[start]

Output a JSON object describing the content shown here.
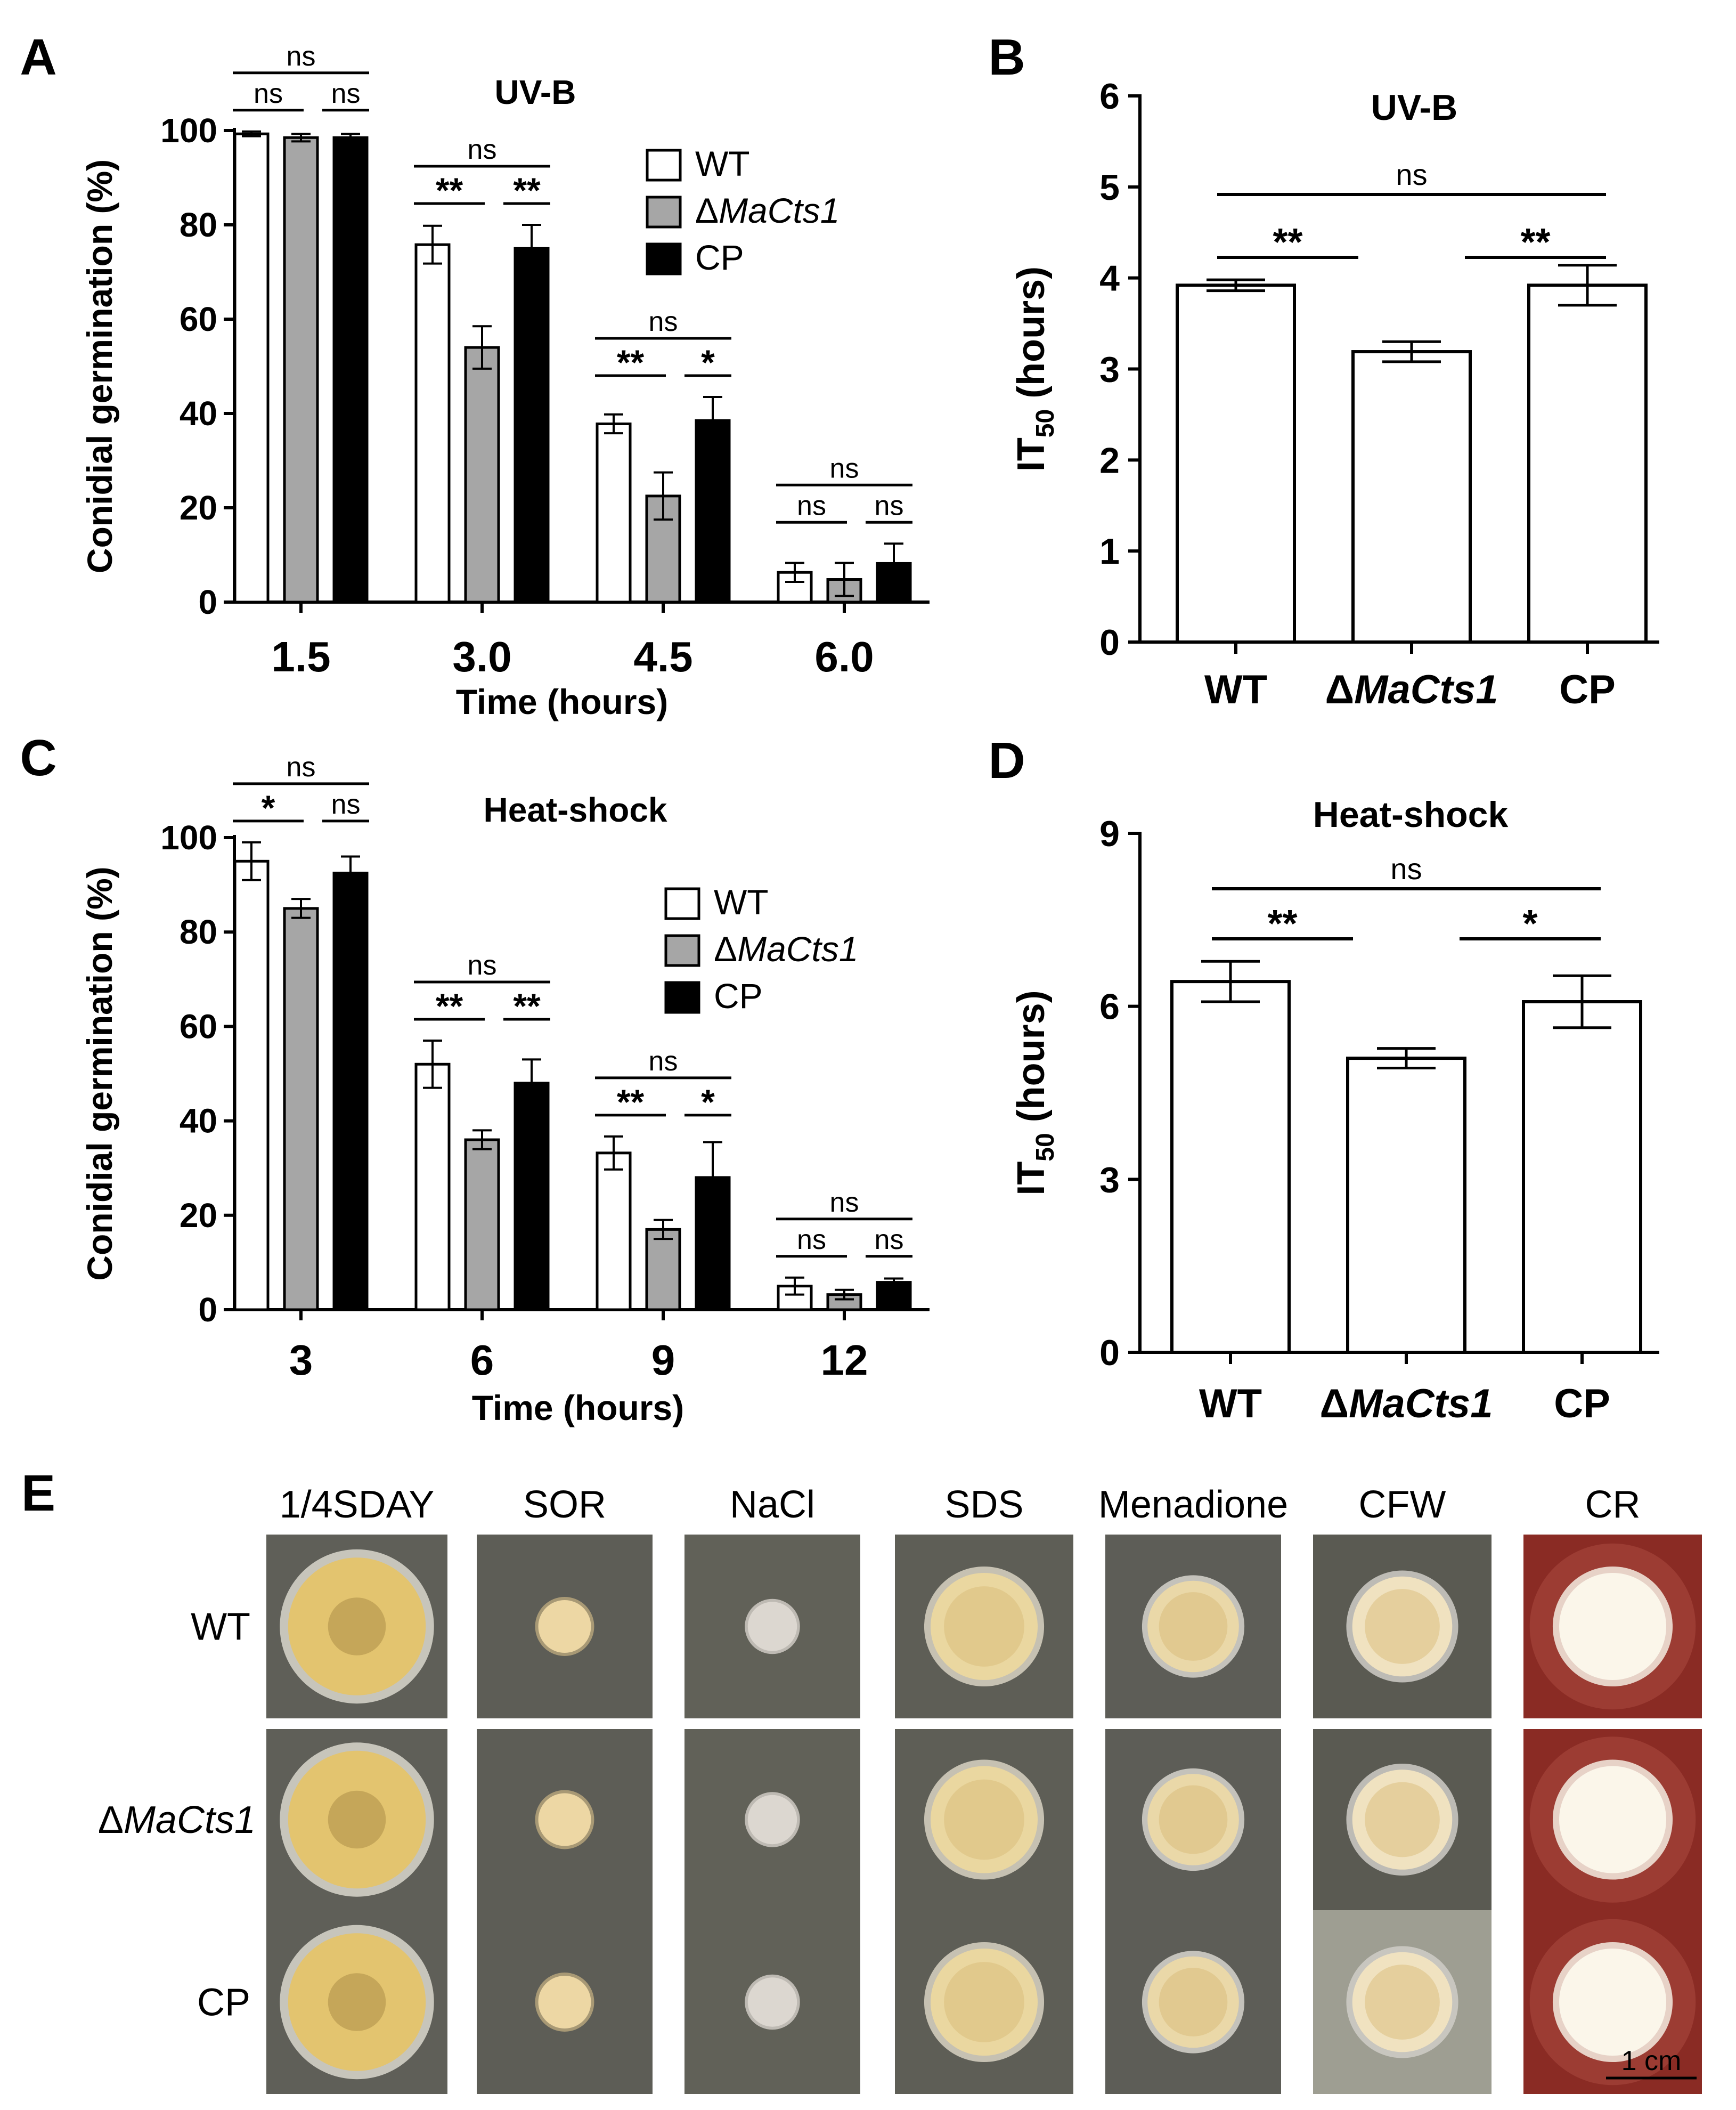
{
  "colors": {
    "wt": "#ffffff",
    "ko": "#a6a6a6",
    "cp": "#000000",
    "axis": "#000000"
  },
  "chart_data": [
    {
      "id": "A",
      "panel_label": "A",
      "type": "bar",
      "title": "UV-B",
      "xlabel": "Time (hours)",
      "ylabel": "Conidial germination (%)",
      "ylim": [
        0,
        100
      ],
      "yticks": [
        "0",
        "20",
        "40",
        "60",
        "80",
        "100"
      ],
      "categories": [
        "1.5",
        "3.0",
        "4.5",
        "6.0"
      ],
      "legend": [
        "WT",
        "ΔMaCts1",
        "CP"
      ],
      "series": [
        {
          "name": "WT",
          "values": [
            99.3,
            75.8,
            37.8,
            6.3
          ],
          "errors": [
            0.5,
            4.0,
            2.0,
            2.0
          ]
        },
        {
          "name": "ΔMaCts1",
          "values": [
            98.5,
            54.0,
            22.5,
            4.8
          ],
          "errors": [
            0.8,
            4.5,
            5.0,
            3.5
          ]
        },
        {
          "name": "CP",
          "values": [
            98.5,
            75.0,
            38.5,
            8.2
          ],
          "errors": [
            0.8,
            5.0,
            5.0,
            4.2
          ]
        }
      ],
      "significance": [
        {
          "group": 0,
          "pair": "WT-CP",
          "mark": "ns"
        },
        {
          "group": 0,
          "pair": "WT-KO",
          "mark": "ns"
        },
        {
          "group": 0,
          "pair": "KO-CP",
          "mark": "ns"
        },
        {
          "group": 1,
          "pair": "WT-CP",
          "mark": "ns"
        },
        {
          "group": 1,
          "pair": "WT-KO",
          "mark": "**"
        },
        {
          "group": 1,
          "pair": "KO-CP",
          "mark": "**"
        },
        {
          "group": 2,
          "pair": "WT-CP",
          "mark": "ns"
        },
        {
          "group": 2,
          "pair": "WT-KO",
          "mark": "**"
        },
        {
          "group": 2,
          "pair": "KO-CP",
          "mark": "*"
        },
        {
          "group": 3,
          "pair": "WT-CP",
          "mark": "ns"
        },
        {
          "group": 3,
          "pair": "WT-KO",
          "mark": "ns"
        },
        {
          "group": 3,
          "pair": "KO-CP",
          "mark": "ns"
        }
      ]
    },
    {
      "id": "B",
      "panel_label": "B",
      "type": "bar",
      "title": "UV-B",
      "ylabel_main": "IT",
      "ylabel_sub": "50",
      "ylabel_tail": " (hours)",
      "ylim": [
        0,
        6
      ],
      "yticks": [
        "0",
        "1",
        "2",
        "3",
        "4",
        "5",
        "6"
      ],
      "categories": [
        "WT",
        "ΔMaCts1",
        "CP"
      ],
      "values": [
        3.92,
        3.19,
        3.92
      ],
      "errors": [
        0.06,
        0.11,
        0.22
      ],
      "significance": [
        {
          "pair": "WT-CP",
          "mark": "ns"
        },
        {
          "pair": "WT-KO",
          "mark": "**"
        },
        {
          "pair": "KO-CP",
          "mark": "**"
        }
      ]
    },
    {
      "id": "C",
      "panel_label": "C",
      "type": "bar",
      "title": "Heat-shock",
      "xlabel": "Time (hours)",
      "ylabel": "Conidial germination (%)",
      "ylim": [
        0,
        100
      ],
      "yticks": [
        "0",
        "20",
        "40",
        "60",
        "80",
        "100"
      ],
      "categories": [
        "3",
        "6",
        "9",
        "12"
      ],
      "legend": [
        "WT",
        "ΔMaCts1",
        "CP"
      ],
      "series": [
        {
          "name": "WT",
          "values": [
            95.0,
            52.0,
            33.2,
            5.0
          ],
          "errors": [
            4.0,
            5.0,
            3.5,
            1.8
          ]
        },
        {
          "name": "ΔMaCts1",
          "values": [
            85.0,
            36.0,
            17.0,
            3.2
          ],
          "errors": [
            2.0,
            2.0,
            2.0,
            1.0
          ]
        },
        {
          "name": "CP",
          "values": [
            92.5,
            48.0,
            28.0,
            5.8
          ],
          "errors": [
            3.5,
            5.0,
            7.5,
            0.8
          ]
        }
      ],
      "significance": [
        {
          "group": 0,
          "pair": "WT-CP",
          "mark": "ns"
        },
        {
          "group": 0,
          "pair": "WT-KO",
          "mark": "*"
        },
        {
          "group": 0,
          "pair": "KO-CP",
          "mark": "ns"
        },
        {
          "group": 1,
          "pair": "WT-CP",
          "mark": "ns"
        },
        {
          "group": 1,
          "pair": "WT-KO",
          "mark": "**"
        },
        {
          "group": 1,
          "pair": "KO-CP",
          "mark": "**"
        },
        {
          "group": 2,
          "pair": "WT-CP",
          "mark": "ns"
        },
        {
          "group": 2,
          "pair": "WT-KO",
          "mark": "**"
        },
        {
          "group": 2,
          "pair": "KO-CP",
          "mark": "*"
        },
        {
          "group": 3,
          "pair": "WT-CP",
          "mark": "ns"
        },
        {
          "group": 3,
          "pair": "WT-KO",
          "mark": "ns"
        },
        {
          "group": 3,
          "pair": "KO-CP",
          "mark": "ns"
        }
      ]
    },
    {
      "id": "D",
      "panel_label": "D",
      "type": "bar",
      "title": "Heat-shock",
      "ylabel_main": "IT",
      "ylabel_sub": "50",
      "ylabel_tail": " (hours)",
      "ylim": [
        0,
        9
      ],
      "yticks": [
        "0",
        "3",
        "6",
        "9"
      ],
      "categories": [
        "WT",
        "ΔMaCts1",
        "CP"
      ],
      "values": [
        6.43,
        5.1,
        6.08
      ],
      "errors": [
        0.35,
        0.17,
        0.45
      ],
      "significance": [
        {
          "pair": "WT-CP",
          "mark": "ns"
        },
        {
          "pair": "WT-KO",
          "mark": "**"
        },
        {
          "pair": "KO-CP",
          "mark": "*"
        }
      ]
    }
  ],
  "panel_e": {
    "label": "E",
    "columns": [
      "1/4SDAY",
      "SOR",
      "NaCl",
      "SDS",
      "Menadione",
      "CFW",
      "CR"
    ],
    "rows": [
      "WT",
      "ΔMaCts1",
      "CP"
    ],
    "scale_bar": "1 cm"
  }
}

[end]

• WHAT TO DO
The records above must be transcribed exactly. Pictures are left out of the copy.

• RESULT BELOW
Output a JSON object describing the content shown here.
{
  "colors": {
    "wt": "#ffffff",
    "ko": "#a6a6a6",
    "cp": "#000000",
    "axis": "#000000"
  },
  "chart_data": [
    {
      "id": "A",
      "panel_label": "A",
      "type": "bar",
      "title": "UV-B",
      "xlabel": "Time (hours)",
      "ylabel": "Conidial germination (%)",
      "ylim": [
        0,
        100
      ],
      "yticks": [
        "0",
        "20",
        "40",
        "60",
        "80",
        "100"
      ],
      "categories": [
        "1.5",
        "3.0",
        "4.5",
        "6.0"
      ],
      "legend": [
        "WT",
        "ΔMaCts1",
        "CP"
      ],
      "series": [
        {
          "name": "WT",
          "values": [
            99.3,
            75.8,
            37.8,
            6.3
          ],
          "errors": [
            0.5,
            4.0,
            2.0,
            2.0
          ]
        },
        {
          "name": "ΔMaCts1",
          "values": [
            98.5,
            54.0,
            22.5,
            4.8
          ],
          "errors": [
            0.8,
            4.5,
            5.0,
            3.5
          ]
        },
        {
          "name": "CP",
          "values": [
            98.5,
            75.0,
            38.5,
            8.2
          ],
          "errors": [
            0.8,
            5.0,
            5.0,
            4.2
          ]
        }
      ],
      "significance": [
        {
          "group": 0,
          "pair": "WT-CP",
          "mark": "ns"
        },
        {
          "group": 0,
          "pair": "WT-KO",
          "mark": "ns"
        },
        {
          "group": 0,
          "pair": "KO-CP",
          "mark": "ns"
        },
        {
          "group": 1,
          "pair": "WT-CP",
          "mark": "ns"
        },
        {
          "group": 1,
          "pair": "WT-KO",
          "mark": "**"
        },
        {
          "group": 1,
          "pair": "KO-CP",
          "mark": "**"
        },
        {
          "group": 2,
          "pair": "WT-CP",
          "mark": "ns"
        },
        {
          "group": 2,
          "pair": "WT-KO",
          "mark": "**"
        },
        {
          "group": 2,
          "pair": "KO-CP",
          "mark": "*"
        },
        {
          "group": 3,
          "pair": "WT-CP",
          "mark": "ns"
        },
        {
          "group": 3,
          "pair": "WT-KO",
          "mark": "ns"
        },
        {
          "group": 3,
          "pair": "KO-CP",
          "mark": "ns"
        }
      ]
    },
    {
      "id": "B",
      "panel_label": "B",
      "type": "bar",
      "title": "UV-B",
      "ylabel_main": "IT",
      "ylabel_sub": "50",
      "ylabel_tail": " (hours)",
      "ylim": [
        0,
        6
      ],
      "yticks": [
        "0",
        "1",
        "2",
        "3",
        "4",
        "5",
        "6"
      ],
      "categories": [
        "WT",
        "ΔMaCts1",
        "CP"
      ],
      "values": [
        3.92,
        3.19,
        3.92
      ],
      "errors": [
        0.06,
        0.11,
        0.22
      ],
      "significance": [
        {
          "pair": "WT-CP",
          "mark": "ns"
        },
        {
          "pair": "WT-KO",
          "mark": "**"
        },
        {
          "pair": "KO-CP",
          "mark": "**"
        }
      ]
    },
    {
      "id": "C",
      "panel_label": "C",
      "type": "bar",
      "title": "Heat-shock",
      "xlabel": "Time (hours)",
      "ylabel": "Conidial germination (%)",
      "ylim": [
        0,
        100
      ],
      "yticks": [
        "0",
        "20",
        "40",
        "60",
        "80",
        "100"
      ],
      "categories": [
        "3",
        "6",
        "9",
        "12"
      ],
      "legend": [
        "WT",
        "ΔMaCts1",
        "CP"
      ],
      "series": [
        {
          "name": "WT",
          "values": [
            95.0,
            52.0,
            33.2,
            5.0
          ],
          "errors": [
            4.0,
            5.0,
            3.5,
            1.8
          ]
        },
        {
          "name": "ΔMaCts1",
          "values": [
            85.0,
            36.0,
            17.0,
            3.2
          ],
          "errors": [
            2.0,
            2.0,
            2.0,
            1.0
          ]
        },
        {
          "name": "CP",
          "values": [
            92.5,
            48.0,
            28.0,
            5.8
          ],
          "errors": [
            3.5,
            5.0,
            7.5,
            0.8
          ]
        }
      ],
      "significance": [
        {
          "group": 0,
          "pair": "WT-CP",
          "mark": "ns"
        },
        {
          "group": 0,
          "pair": "WT-KO",
          "mark": "*"
        },
        {
          "group": 0,
          "pair": "KO-CP",
          "mark": "ns"
        },
        {
          "group": 1,
          "pair": "WT-CP",
          "mark": "ns"
        },
        {
          "group": 1,
          "pair": "WT-KO",
          "mark": "**"
        },
        {
          "group": 1,
          "pair": "KO-CP",
          "mark": "**"
        },
        {
          "group": 2,
          "pair": "WT-CP",
          "mark": "ns"
        },
        {
          "group": 2,
          "pair": "WT-KO",
          "mark": "**"
        },
        {
          "group": 2,
          "pair": "KO-CP",
          "mark": "*"
        },
        {
          "group": 3,
          "pair": "WT-CP",
          "mark": "ns"
        },
        {
          "group": 3,
          "pair": "WT-KO",
          "mark": "ns"
        },
        {
          "group": 3,
          "pair": "KO-CP",
          "mark": "ns"
        }
      ]
    },
    {
      "id": "D",
      "panel_label": "D",
      "type": "bar",
      "title": "Heat-shock",
      "ylabel_main": "IT",
      "ylabel_sub": "50",
      "ylabel_tail": " (hours)",
      "ylim": [
        0,
        9
      ],
      "yticks": [
        "0",
        "3",
        "6",
        "9"
      ],
      "categories": [
        "WT",
        "ΔMaCts1",
        "CP"
      ],
      "values": [
        6.43,
        5.1,
        6.08
      ],
      "errors": [
        0.35,
        0.17,
        0.45
      ],
      "significance": [
        {
          "pair": "WT-CP",
          "mark": "ns"
        },
        {
          "pair": "WT-KO",
          "mark": "**"
        },
        {
          "pair": "KO-CP",
          "mark": "*"
        }
      ]
    }
  ],
  "panel_e": {
    "label": "E",
    "columns": [
      "1/4SDAY",
      "SOR",
      "NaCl",
      "SDS",
      "Menadione",
      "CFW",
      "CR"
    ],
    "rows": [
      "WT",
      "ΔMaCts1",
      "CP"
    ],
    "scale_bar": "1 cm"
  }
}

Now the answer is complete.